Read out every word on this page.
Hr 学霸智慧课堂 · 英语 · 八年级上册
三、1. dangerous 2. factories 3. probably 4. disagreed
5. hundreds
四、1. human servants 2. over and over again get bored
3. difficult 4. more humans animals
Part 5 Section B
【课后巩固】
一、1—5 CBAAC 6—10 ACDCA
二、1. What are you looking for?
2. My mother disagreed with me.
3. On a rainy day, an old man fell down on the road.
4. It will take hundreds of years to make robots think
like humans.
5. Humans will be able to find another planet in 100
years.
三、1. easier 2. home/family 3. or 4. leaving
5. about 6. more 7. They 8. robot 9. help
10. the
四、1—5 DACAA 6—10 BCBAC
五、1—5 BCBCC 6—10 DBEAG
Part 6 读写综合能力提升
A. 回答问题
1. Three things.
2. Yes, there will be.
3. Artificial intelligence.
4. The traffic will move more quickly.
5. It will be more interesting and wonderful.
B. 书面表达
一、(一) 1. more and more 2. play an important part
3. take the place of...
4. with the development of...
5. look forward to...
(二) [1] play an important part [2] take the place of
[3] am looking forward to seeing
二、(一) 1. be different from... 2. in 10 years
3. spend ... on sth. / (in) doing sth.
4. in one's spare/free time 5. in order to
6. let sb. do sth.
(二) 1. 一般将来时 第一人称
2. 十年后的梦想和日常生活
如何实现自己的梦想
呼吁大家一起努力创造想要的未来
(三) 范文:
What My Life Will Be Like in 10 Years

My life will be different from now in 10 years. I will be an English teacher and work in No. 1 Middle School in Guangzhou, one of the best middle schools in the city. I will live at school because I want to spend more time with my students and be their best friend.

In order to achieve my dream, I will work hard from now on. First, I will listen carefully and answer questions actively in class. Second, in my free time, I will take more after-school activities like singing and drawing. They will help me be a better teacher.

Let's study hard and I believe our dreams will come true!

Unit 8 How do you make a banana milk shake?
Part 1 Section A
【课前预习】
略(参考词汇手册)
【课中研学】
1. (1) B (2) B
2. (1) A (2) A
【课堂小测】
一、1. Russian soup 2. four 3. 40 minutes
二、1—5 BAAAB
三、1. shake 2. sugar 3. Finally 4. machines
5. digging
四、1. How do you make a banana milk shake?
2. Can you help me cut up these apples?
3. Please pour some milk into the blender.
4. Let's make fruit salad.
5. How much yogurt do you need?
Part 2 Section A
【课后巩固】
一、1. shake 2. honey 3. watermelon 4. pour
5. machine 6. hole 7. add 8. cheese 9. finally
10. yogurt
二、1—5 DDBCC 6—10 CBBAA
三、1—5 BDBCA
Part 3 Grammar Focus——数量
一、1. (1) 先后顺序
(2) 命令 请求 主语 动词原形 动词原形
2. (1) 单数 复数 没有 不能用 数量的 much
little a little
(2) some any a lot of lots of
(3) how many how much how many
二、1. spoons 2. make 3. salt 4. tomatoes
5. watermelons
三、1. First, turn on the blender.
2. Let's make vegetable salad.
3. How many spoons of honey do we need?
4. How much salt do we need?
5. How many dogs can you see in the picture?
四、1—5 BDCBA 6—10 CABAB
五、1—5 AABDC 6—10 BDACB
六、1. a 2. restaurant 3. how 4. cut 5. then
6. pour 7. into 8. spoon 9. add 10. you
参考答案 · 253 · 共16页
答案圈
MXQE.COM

--------------------------------------------------

=== Given instruction ===
The whole listing above needs to be written out again exactly.

=== Full solution ===
Read out every word on this page.
Hr 学霸智慧课堂 · 英语 · 八年级上册
三、1. dangerous 2. factories 3. probably 4. disagreed
5. hundreds
四、1. human servants 2. over and over again get bored
3. difficult 4. more humans animals
Part 5 Section B
【课后巩固】
一、1—5 CBAAC 6—10 ACDCA
二、1. What are you looking for?
2. My mother disagreed with me.
3. On a rainy day, an old man fell down on the road.
4. It will take hundreds of years to make robots think
like humans.
5. Humans will be able to find another planet in 100
years.
三、1. easier 2. home/family 3. or 4. leaving
5. about 6. more 7. They 8. robot 9. help
10. the
四、1—5 DACAA 6—10 BCBAC
五、1—5 BCBCC 6—10 DBEAG
Part 6 读写综合能力提升
A. 回答问题
1. Three things.
2. Yes, there will be.
3. Artificial intelligence.
4. The traffic will move more quickly.
5. It will be more interesting and wonderful.
B. 书面表达
一、(一) 1. more and more 2. play an important part
3. take the place of...
4. with the development of...
5. look forward to...
(二) [1] play an important part [2] take the place of
[3] am looking forward to seeing
二、(一) 1. be different from... 2. in 10 years
3. spend ... on sth. / (in) doing sth.
4. in one's spare/free time 5. in order to
6. let sb. do sth.
(二) 1. 一般将来时 第一人称
2. 十年后的梦想和日常生活
如何实现自己的梦想
呼吁大家一起努力创造想要的未来
(三) 范文:
What My Life Will Be Like in 10 Years

My life will be different from now in 10 years. I will be an English teacher and work in No. 1 Middle School in Guangzhou, one of the best middle schools in the city. I will live at school because I want to spend more time with my students and be their best friend.

In order to achieve my dream, I will work hard from now on. First, I will listen carefully and answer questions actively in class. Second, in my free time, I will take more after-school activities like singing and drawing. They will help me be a better teacher.

Let's study hard and I believe our dreams will come true!

Unit 8 How do you make a banana milk shake?
Part 1 Section A
【课前预习】
略(参考词汇手册)
【课中研学】
1. (1) B (2) B
2. (1) A (2) A
【课堂小测】
一、1. Russian soup 2. four 3. 40 minutes
二、1—5 BAAAB
三、1. shake 2. sugar 3. Finally 4. machines
5. digging
四、1. How do you make a banana milk shake?
2. Can you help me cut up these apples?
3. Please pour some milk into the blender.
4. Let's make fruit salad.
5. How much yogurt do you need?
Part 2 Section A
【课后巩固】
一、1. shake 2. honey 3. watermelon 4. pour
5. machine 6. hole 7. add 8. cheese 9. finally
10. yogurt
二、1—5 DDBCC 6—10 CBBAA
三、1—5 BDBCA
Part 3 Grammar Focus——数量
一、1. (1) 先后顺序
(2) 命令 请求 主语 动词原形 动词原形
2. (1) 单数 复数 没有 不能用 数量的 much
little a little
(2) some any a lot of lots of
(3) how many how much how many
二、1. spoons 2. make 3. salt 4. tomatoes
5. watermelons
三、1. First, turn on the blender.
2. Let's make vegetable salad.
3. How many spoons of honey do we need?
4. How much salt do we need?
5. How many dogs can you see in the picture?
四、1—5 BDCBA 6—10 CABAB
五、1—5 AABDC 6—10 BDACB
六、1. a 2. restaurant 3. how 4. cut 5. then
6. pour 7. into 8. spoon 9. add 10. you
参考答案 · 253 · 共16页
答案圈
MXQE.COM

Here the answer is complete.